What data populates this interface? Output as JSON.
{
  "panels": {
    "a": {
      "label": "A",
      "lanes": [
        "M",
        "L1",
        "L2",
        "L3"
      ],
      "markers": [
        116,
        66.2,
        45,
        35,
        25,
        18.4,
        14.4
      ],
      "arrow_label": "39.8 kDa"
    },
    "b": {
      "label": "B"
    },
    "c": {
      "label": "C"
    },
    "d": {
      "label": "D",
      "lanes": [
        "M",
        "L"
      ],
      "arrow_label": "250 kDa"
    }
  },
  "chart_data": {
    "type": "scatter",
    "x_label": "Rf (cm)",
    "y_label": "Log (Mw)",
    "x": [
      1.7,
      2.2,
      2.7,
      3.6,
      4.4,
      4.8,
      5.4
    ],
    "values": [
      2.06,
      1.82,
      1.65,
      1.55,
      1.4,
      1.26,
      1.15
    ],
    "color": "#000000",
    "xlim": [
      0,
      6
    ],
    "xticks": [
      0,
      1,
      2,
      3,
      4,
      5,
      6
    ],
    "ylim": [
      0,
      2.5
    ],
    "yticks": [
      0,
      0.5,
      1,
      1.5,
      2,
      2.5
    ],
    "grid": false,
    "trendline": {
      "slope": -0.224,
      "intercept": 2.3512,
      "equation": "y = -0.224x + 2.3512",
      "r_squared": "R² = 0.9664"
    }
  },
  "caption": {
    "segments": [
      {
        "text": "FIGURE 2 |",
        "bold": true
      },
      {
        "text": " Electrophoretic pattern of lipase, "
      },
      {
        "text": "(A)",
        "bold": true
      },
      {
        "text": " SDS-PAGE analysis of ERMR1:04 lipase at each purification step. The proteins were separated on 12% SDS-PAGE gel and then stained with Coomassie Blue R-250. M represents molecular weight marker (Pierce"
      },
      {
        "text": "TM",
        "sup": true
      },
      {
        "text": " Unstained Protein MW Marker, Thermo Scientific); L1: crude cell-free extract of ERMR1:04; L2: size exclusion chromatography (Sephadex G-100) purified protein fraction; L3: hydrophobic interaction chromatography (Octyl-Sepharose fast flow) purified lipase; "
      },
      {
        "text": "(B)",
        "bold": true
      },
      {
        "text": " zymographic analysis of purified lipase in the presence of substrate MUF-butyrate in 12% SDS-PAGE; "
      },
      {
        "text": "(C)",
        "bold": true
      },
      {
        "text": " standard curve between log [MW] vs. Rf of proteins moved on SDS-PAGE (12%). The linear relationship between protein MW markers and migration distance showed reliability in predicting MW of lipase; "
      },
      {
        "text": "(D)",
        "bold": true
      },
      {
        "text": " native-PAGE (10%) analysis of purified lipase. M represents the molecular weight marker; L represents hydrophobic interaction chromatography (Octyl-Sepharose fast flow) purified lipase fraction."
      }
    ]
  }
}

The task:
Please give the number of lines in the listing above that contain the string "flow", without anything else.

Output:
2